■ **Exercise materials**:

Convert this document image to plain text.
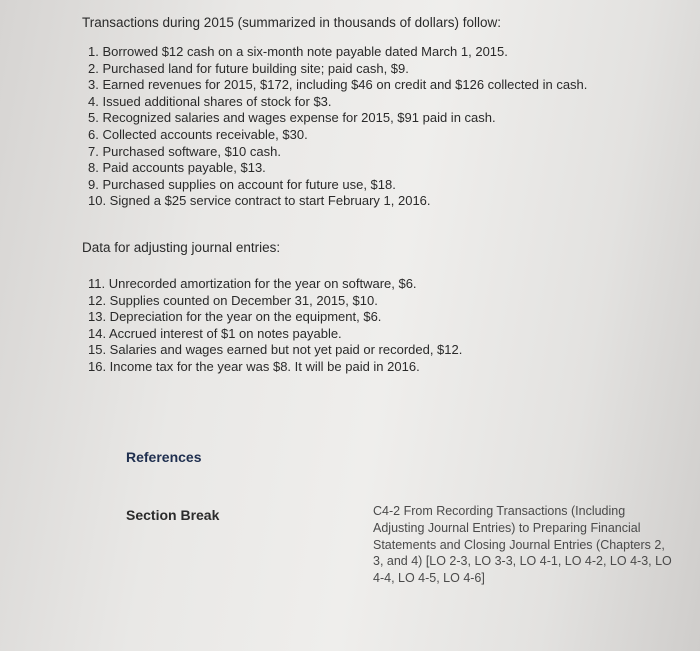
Transactions during 2015 (summarized in thousands of dollars) follow:
1. Borrowed $12 cash on a six-month note payable dated March 1, 2015.
2. Purchased land for future building site; paid cash, $9.
3. Earned revenues for 2015, $172, including $46 on credit and $126 collected in cash.
4. Issued additional shares of stock for $3.
5. Recognized salaries and wages expense for 2015, $91 paid in cash.
6. Collected accounts receivable, $30.
7. Purchased software, $10 cash.
8. Paid accounts payable, $13.
9. Purchased supplies on account for future use, $18.
10. Signed a $25 service contract to start February 1, 2016.
Data for adjusting journal entries:
11. Unrecorded amortization for the year on software, $6.
12. Supplies counted on December 31, 2015, $10.
13. Depreciation for the year on the equipment, $6.
14. Accrued interest of $1 on notes payable.
15. Salaries and wages earned but not yet paid or recorded, $12.
16. Income tax for the year was $8. It will be paid in 2016.
References
Section Break	C4-2 From Recording Transactions (Including Adjusting Journal Entries) to Preparing Financial Statements and Closing Journal Entries (Chapters 2, 3, and 4) [LO 2-3, LO 3-3, LO 4-1, LO 4-2, LO 4-3, LO 4-4, LO 4-5, LO 4-6]
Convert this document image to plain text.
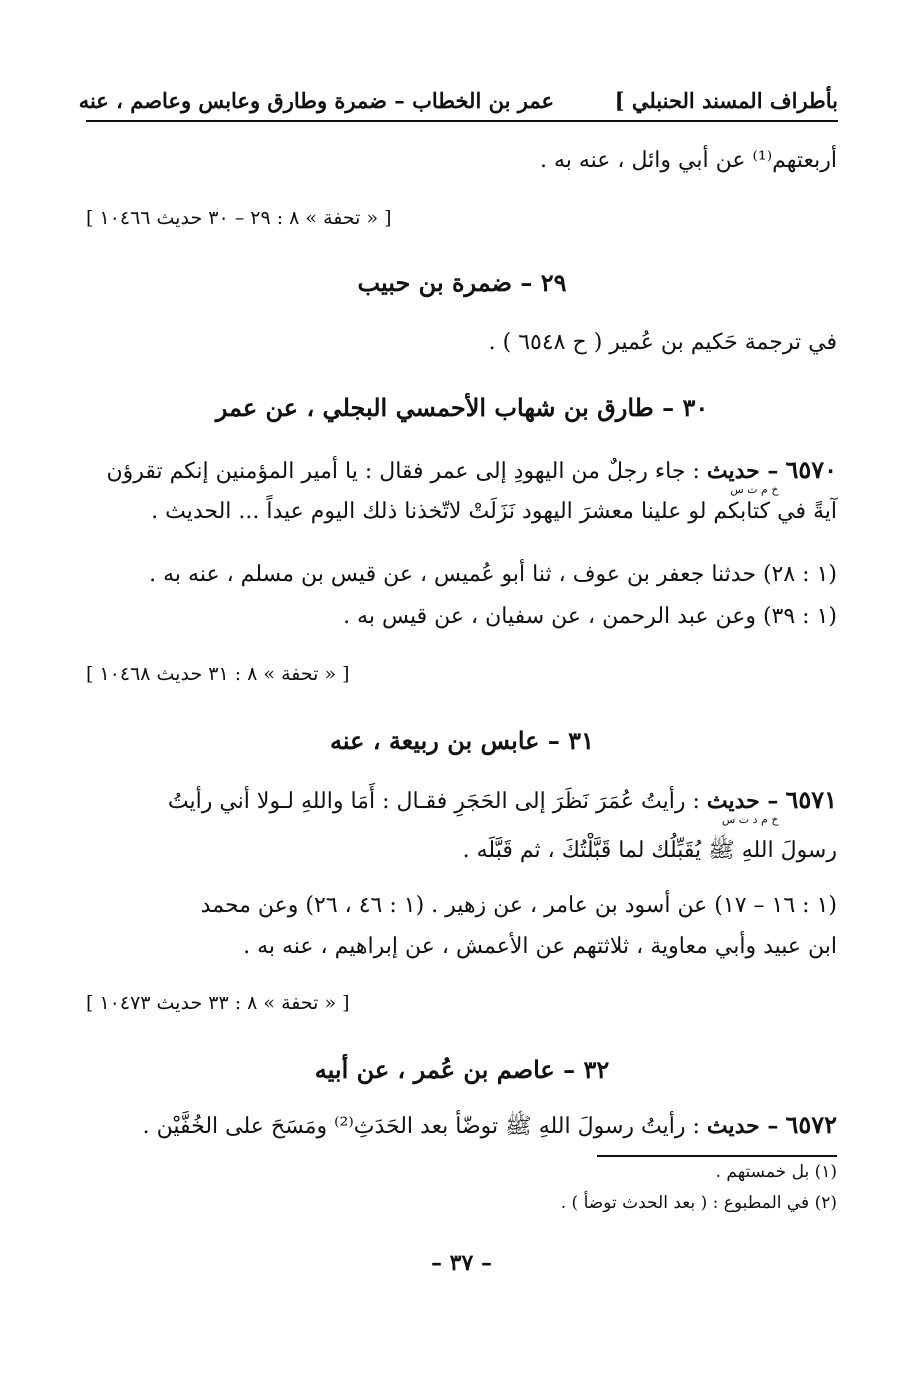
بأطراف المسند الحنبلي ]
عمر بن الخطاب – ضمرة وطارق وعابس وعاصم ، عنه
أربعتهم⁽¹⁾ عن أبي وائل ، عنه به .
[ « تحفة » ٨ : ٢٩ – ٣٠ حديث ١٠٤٦٦ ]
٢٩ – ضمرة بن حبيب
في ترجمة حَكيم بن عُمير ( ح ٦٥٤٨ ) .
٣٠ – طارق بن شهاب الأحمسي البجلي ، عن عمر
٦٥٧٠ – حديث
خ م ت س
: جاء رجلٌ من اليهودِ إلى عمر فقال : يا أمير المؤمنين إنكم تقرؤن
آيةً في كتابكم لو علينا معشرَ اليهود نَزَلَتْ لاتّخذنا ذلك اليوم عيداً ... الحديث .
(١ : ٢٨) حدثنا جعفر بن عوف ، ثنا أبو عُميس ، عن قيس بن مسلم ، عنه به .
(١ : ٣٩) وعن عبد الرحمن ، عن سفيان ، عن قيس به .
[ « تحفة » ٨ : ٣١ حديث ١٠٤٦٨ ]
٣١ – عابس بن ربيعة ، عنه
٦٥٧١ – حديث
خ م د ت س
: رأيتُ عُمَرَ نَظَرَ إلى الحَجَرِ فقـال : أَمَا واللهِ لـولا أني رأيتُ
رسولَ اللهِ ﷺ يُقَبِّلُك لما قَبَّلْتُكَ ، ثم قَبَّلَه .
(١ : ١٦ – ١٧) عن أسود بن عامر ، عن زهير . (١ : ٤٦ ، ٢٦) وعن محمد
ابن عبيد وأبي معاوية ، ثلاثتهم عن الأعمش ، عن إبراهيم ، عنه به .
[ « تحفة » ٨ : ٣٣ حديث ١٠٤٧٣ ]
٣٢ – عاصم بن عُمر ، عن أبيه
٦٥٧٢ – حديث : رأيتُ رسولَ اللهِ ﷺ توضّأ بعد الحَدَثِ⁽²⁾ ومَسَحَ على الخُفَّيْن .
(١) بل خمستهم .
(٢) في المطبوع : ( بعد الحدث توضأ ) .
– ٣٧ –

■ **What you are asked to do**: Return from the data every line that holds "رأيت".

■ **Answer**:
: رأيتُ عُمَرَ نَظَرَ إلى الحَجَرِ فقـال : أَمَا واللهِ لـولا أني رأيتُ
٦٥٧٢ – حديث : رأيتُ رسولَ اللهِ ﷺ توضّأ بعد الحَدَثِ⁽²⁾ ومَسَحَ على الخُفَّيْن .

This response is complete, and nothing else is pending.